Saved entries
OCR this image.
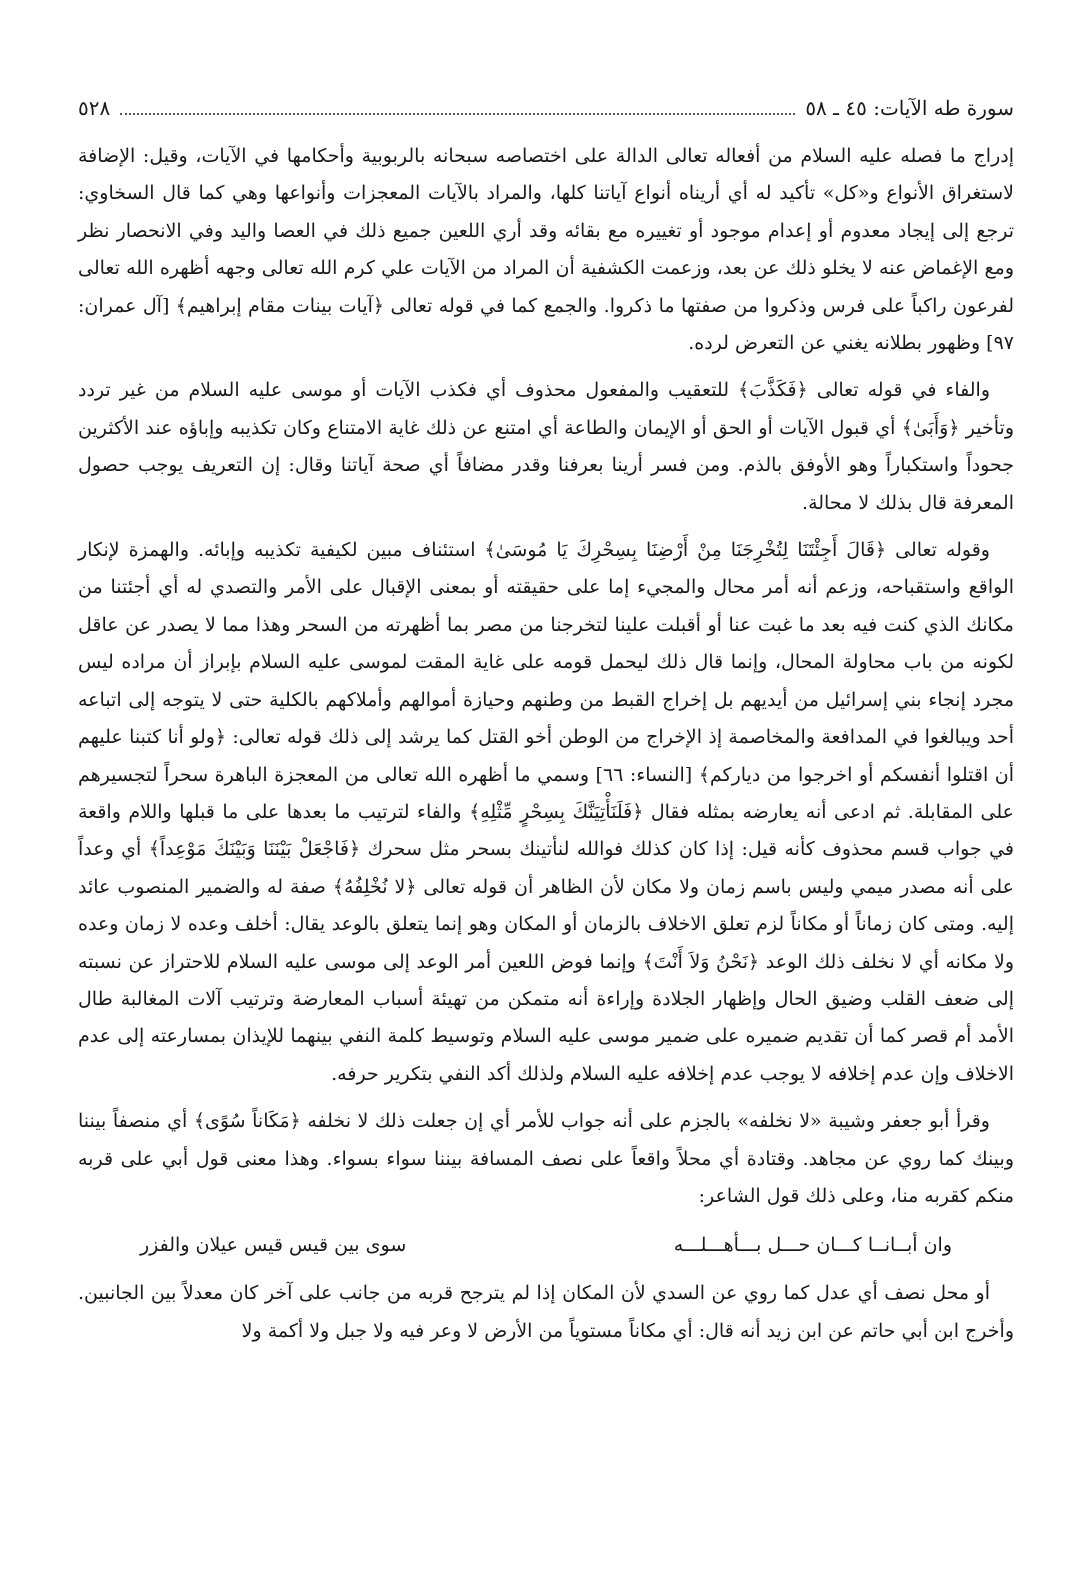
سورة طه الآيات: ٤٥ ـ ٥٨
٥٢٨

إدراج ما فصله عليه السلام من أفعاله تعالى الدالة على اختصاصه سبحانه بالربوبية وأحكامها في الآيات، وقيل: الإضافة لاستغراق الأنواع و«كل» تأكيد له أي أريناه أنواع آياتنا كلها، والمراد بالآيات المعجزات وأنواعها وهي كما قال السخاوي: ترجع إلى إيجاد معدوم أو إعدام موجود أو تغييره مع بقائه وقد أري اللعين جميع ذلك في العصا واليد وفي الانحصار نظر ومع الإغماض عنه لا يخلو ذلك عن بعد، وزعمت الكشفية أن المراد من الآيات علي كرم الله تعالى وجهه أظهره الله تعالى لفرعون راكباً على فرس وذكروا من صفتها ما ذكروا. والجمع كما في قوله تعالى ﴿آيات بينات مقام إبراهيم﴾ [آل عمران: ٩٧] وظهور بطلانه يغني عن التعرض لرده.

والفاء في قوله تعالى ﴿فَكَذَّبَ﴾ للتعقيب والمفعول محذوف أي فكذب الآيات أو موسى عليه السلام من غير تردد وتأخير ﴿وَأَبَىٰ﴾ أي قبول الآيات أو الحق أو الإيمان والطاعة أي امتنع عن ذلك غاية الامتناع وكان تكذيبه وإباؤه عند الأكثرين جحوداً واستكباراً وهو الأوفق بالذم. ومن فسر أرينا بعرفنا وقدر مضافاً أي صحة آياتنا وقال: إن التعريف يوجب حصول المعرفة قال بذلك لا محالة.

وقوله تعالى ﴿قَالَ أَجِئْتَنَا لِتُخْرِجَنَا مِنْ أَرْضِنَا بِسِحْرِكَ يَا مُوسَىٰ﴾ استئناف مبين لكيفية تكذيبه وإبائه. والهمزة لإنكار الواقع واستقباحه، وزعم أنه أمر محال والمجيء إما على حقيقته أو بمعنى الإقبال على الأمر والتصدي له أي أجئتنا من مكانك الذي كنت فيه بعد ما غبت عنا أو أقبلت علينا لتخرجنا من مصر بما أظهرته من السحر وهذا مما لا يصدر عن عاقل لكونه من باب محاولة المحال، وإنما قال ذلك ليحمل قومه على غاية المقت لموسى عليه السلام بإبراز أن مراده ليس مجرد إنجاء بني إسرائيل من أيديهم بل إخراج القبط من وطنهم وحيازة أموالهم وأملاكهم بالكلية حتى لا يتوجه إلى اتباعه أحد ويبالغوا في المدافعة والمخاصمة إذ الإخراج من الوطن أخو القتل كما يرشد إلى ذلك قوله تعالى: ﴿ولو أنا كتبنا عليهم أن اقتلوا أنفسكم أو اخرجوا من دياركم﴾ [النساء: ٦٦] وسمي ما أظهره الله تعالى من المعجزة الباهرة سحراً لتجسيرهم على المقابلة. ثم ادعى أنه يعارضه بمثله فقال ﴿فَلَنَأْتِيَنَّكَ بِسِحْرٍ مِّثْلِهِ﴾ والفاء لترتيب ما بعدها على ما قبلها واللام واقعة في جواب قسم محذوف كأنه قيل: إذا كان كذلك فوالله لنأتينك بسحر مثل سحرك ﴿فَاجْعَلْ بَيْنَنَا وَبَيْنَكَ مَوْعِداً﴾ أي وعداً على أنه مصدر ميمي وليس باسم زمان ولا مكان لأن الظاهر أن قوله تعالى ﴿لا نُخْلِفُهُ﴾ صفة له والضمير المنصوب عائد إليه. ومتى كان زماناً أو مكاناً لزم تعلق الاخلاف بالزمان أو المكان وهو إنما يتعلق بالوعد يقال: أخلف وعده لا زمان وعده ولا مكانه أي لا نخلف ذلك الوعد ﴿نَحْنُ وَلاَ أَنْتَ﴾ وإنما فوض اللعين أمر الوعد إلى موسى عليه السلام للاحتراز عن نسبته إلى ضعف القلب وضيق الحال وإظهار الجلادة وإراءة أنه متمكن من تهيئة أسباب المعارضة وترتيب آلات المغالبة طال الأمد أم قصر كما أن تقديم ضميره على ضمير موسى عليه السلام وتوسيط كلمة النفي بينهما للإيذان بمسارعته إلى عدم الاخلاف وإن عدم إخلافه لا يوجب عدم إخلافه عليه السلام ولذلك أكد النفي بتكرير حرفه.

وقرأ أبو جعفر وشيبة «لا نخلفه» بالجزم على أنه جواب للأمر أي إن جعلت ذلك لا نخلفه ﴿مَكَاناً سُوًى﴾ أي منصفاً بيننا وبينك كما روي عن مجاهد. وقتادة أي محلاً واقعاً على نصف المسافة بيننا سواء بسواء. وهذا معنى قول أبي على قربه منكم كقربه منا، وعلى ذلك قول الشاعر:

وان أبــانــا كـــان حـــل بـــأهـــلـــه
سوى بين قيس قيس عيلان والفزر

أو محل نصف أي عدل كما روي عن السدي لأن المكان إذا لم يترجح قربه من جانب على آخر كان معدلاً بين الجانبين. وأخرج ابن أبي حاتم عن ابن زيد أنه قال: أي مكاناً مستوياً من الأرض لا وعر فيه ولا جبل ولا أكمة ولا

> [Written exercise]: Check each line of the entries above for the word "قربه". List the ones that have it.

> [Output for this task]:
وقرأ أبو جعفر وشيبة «لا نخلفه» بالجزم على أنه جواب للأمر أي إن جعلت ذلك لا نخلفه ﴿مَكَاناً سُوًى﴾ أي منصفاً بيننا وبينك كما روي عن مجاهد. وقتادة أي محلاً واقعاً على نصف المسافة بيننا سواء بسواء. وهذا معنى قول أبي على قربه منكم كقربه منا، وعلى ذلك قول الشاعر:
أو محل نصف أي عدل كما روي عن السدي لأن المكان إذا لم يترجح قربه من جانب على آخر كان معدلاً بين الجانبين. وأخرج ابن أبي حاتم عن ابن زيد أنه قال: أي مكاناً مستوياً من الأرض لا وعر فيه ولا جبل ولا أكمة ولا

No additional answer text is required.